◆ **Dataset items**
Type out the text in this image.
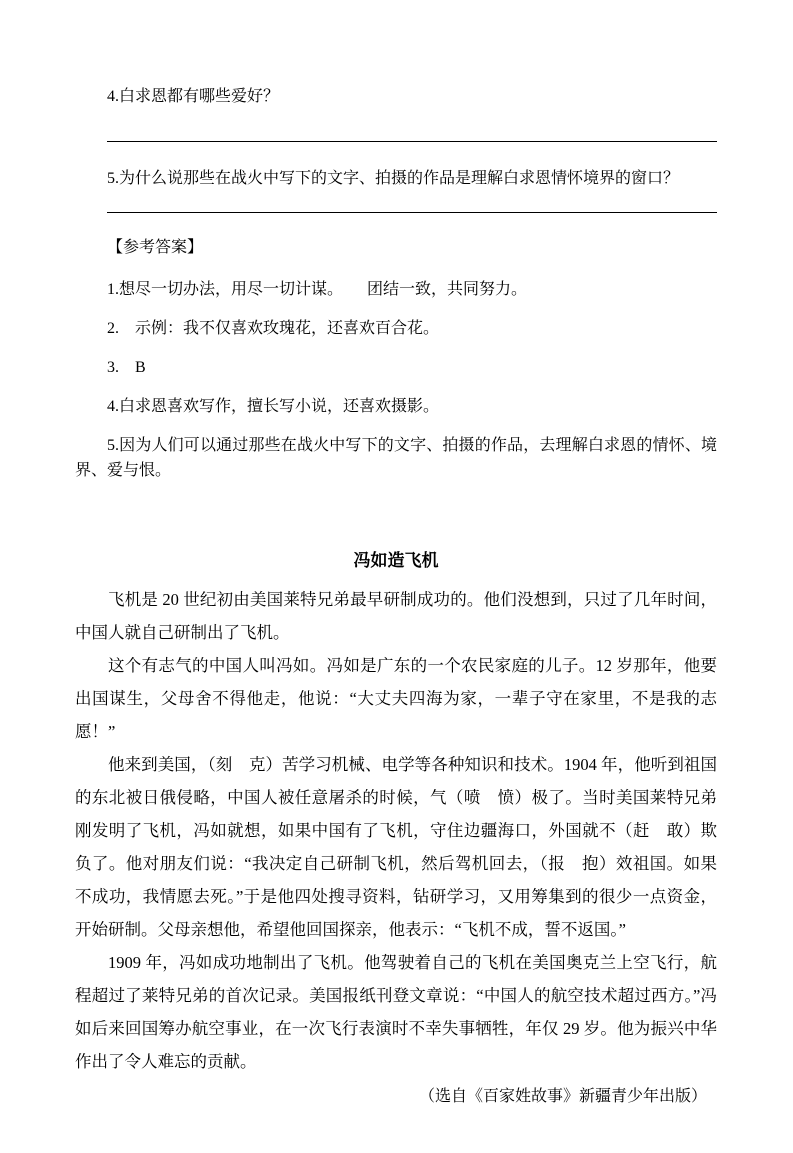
4.白求恩都有哪些爱好？

5.为什么说那些在战火中写下的文字、拍摄的作品是理解白求恩情怀境界的窗口？

【参考答案】

1.想尽一切办法，用尽一切计谋。　　团结一致，共同努力。

2.　示例：我不仅喜欢玫瑰花，还喜欢百合花。

3.　B

4.白求恩喜欢写作，擅长写小说，还喜欢摄影。

5.因为人们可以通过那些在战火中写下的文字、拍摄的作品，去理解白求恩的情怀、境界、爱与恨。

冯如造飞机

飞机是 20 世纪初由美国莱特兄弟最早研制成功的。他们没想到，只过了几年时间，中国人就自己研制出了飞机。

这个有志气的中国人叫冯如。冯如是广东的一个农民家庭的儿子。12 岁那年，他要出国谋生，父母舍不得他走，他说：“大丈夫四海为家，一辈子守在家里，不是我的志愿！”

他来到美国，（刻　克）苦学习机械、电学等各种知识和技术。1904 年，他听到祖国的东北被日俄侵略，中国人被任意屠杀的时候，气（喷　愤）极了。当时美国莱特兄弟刚发明了飞机，冯如就想，如果中国有了飞机，守住边疆海口，外国就不（赶　敢）欺负了。他对朋友们说：“我决定自己研制飞机，然后驾机回去，（报　抱）效祖国。如果不成功，我情愿去死。”于是他四处搜寻资料，钻研学习，又用筹集到的很少一点资金，开始研制。父母亲想他，希望他回国探亲，他表示：“飞机不成，誓不返国。”

1909 年，冯如成功地制出了飞机。他驾驶着自己的飞机在美国奥克兰上空飞行，航程超过了莱特兄弟的首次记录。美国报纸刊登文章说：“中国人的航空技术超过西方。”冯如后来回国筹办航空事业，在一次飞行表演时不幸失事牺牲，年仅 29 岁。他为振兴中华作出了令人难忘的贡献。

（选自《百家姓故事》新疆青少年出版）
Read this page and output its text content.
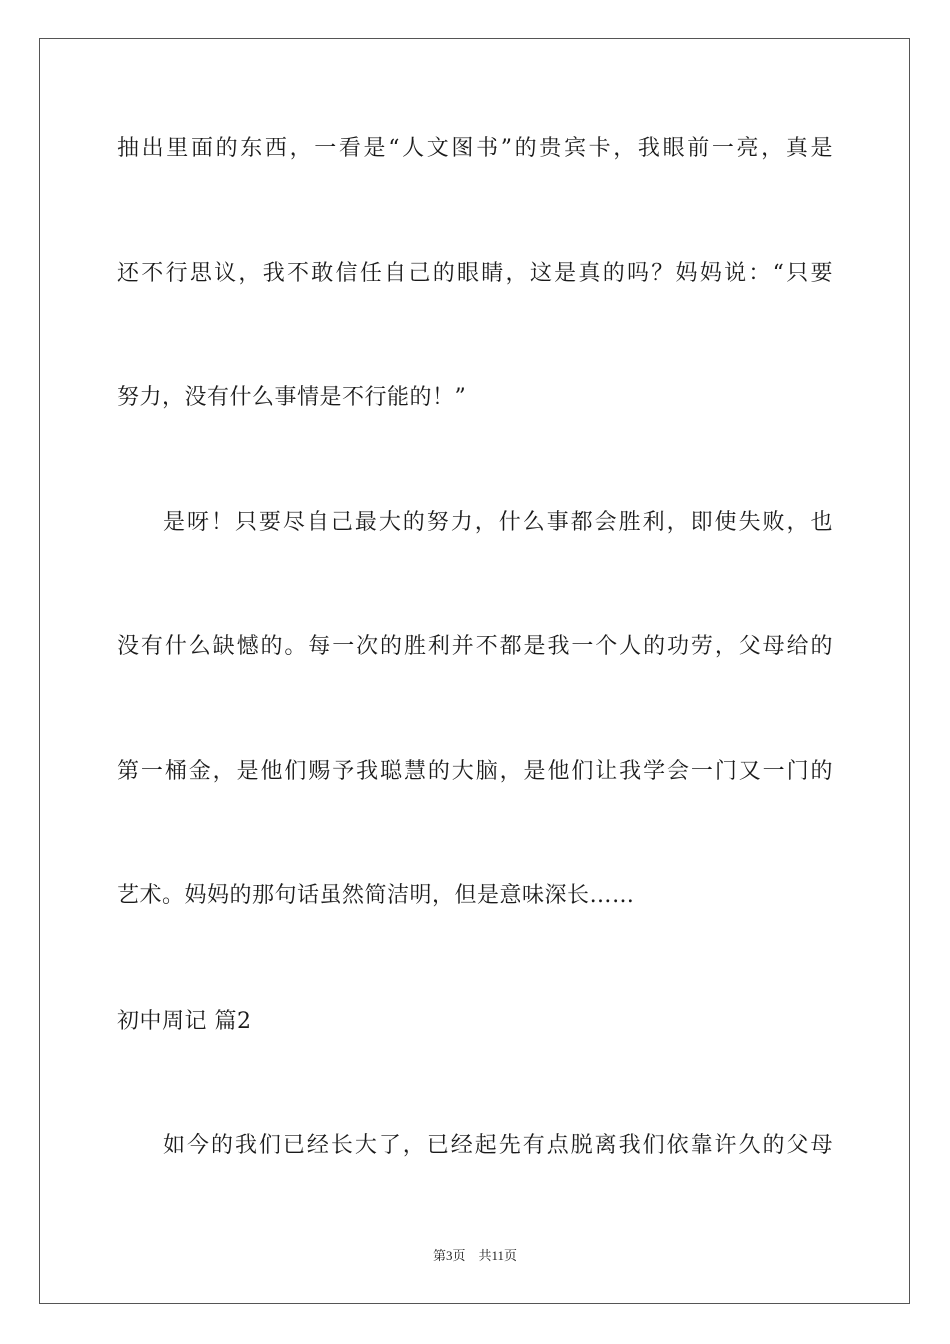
抽出里面的东西，一看是“人文图书”的贵宾卡，我眼前一亮，真是
还不行思议，我不敢信任自己的眼睛，这是真的吗？妈妈说：“只要
努力，没有什么事情是不行能的！”
是呀！只要尽自己最大的努力，什么事都会胜利，即使失败，也
没有什么缺憾的。每一次的胜利并不都是我一个人的功劳，父母给的
第一桶金，是他们赐予我聪慧的大脑，是他们让我学会一门又一门的
艺术。妈妈的那句话虽然简洁明，但是意味深长……
初中周记 篇2
如今的我们已经长大了，已经起先有点脱离我们依靠许久的父母
第3页　共11页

◆ **Brief**
Every record above must be given again exactly; drop the pictures.

◆ **Solved problem**
Type out the text in this image.
4.白求恩都有哪些爱好？

5.为什么说那些在战火中写下的文字、拍摄的作品是理解白求恩情怀境界的窗口？

【参考答案】

1.想尽一切办法，用尽一切计谋。　　团结一致，共同努力。

2.　示例：我不仅喜欢玫瑰花，还喜欢百合花。

3.　B

4.白求恩喜欢写作，擅长写小说，还喜欢摄影。

5.因为人们可以通过那些在战火中写下的文字、拍摄的作品，去理解白求恩的情怀、境界、爱与恨。

冯如造飞机

飞机是 20 世纪初由美国莱特兄弟最早研制成功的。他们没想到，只过了几年时间，中国人就自己研制出了飞机。

这个有志气的中国人叫冯如。冯如是广东的一个农民家庭的儿子。12 岁那年，他要出国谋生，父母舍不得他走，他说：“大丈夫四海为家，一辈子守在家里，不是我的志愿！”

他来到美国，（刻　克）苦学习机械、电学等各种知识和技术。1904 年，他听到祖国的东北被日俄侵略，中国人被任意屠杀的时候，气（喷　愤）极了。当时美国莱特兄弟刚发明了飞机，冯如就想，如果中国有了飞机，守住边疆海口，外国就不（赶　敢）欺负了。他对朋友们说：“我决定自己研制飞机，然后驾机回去，（报　抱）效祖国。如果不成功，我情愿去死。”于是他四处搜寻资料，钻研学习，又用筹集到的很少一点资金，开始研制。父母亲想他，希望他回国探亲，他表示：“飞机不成，誓不返国。”

1909 年，冯如成功地制出了飞机。他驾驶着自己的飞机在美国奥克兰上空飞行，航程超过了莱特兄弟的首次记录。美国报纸刊登文章说：“中国人的航空技术超过西方。”冯如后来回国筹办航空事业，在一次飞行表演时不幸失事牺牲，年仅 29 岁。他为振兴中华作出了令人难忘的贡献。

（选自《百家姓故事》新疆青少年出版）
Read this page and output its text content.
抽出里面的东西，一看是“人文图书”的贵宾卡，我眼前一亮，真是
还不行思议，我不敢信任自己的眼睛，这是真的吗？妈妈说：“只要
努力，没有什么事情是不行能的！”
是呀！只要尽自己最大的努力，什么事都会胜利，即使失败，也
没有什么缺憾的。每一次的胜利并不都是我一个人的功劳，父母给的
第一桶金，是他们赐予我聪慧的大脑，是他们让我学会一门又一门的
艺术。妈妈的那句话虽然简洁明，但是意味深长……
初中周记 篇2
如今的我们已经长大了，已经起先有点脱离我们依靠许久的父母
第3页　共11页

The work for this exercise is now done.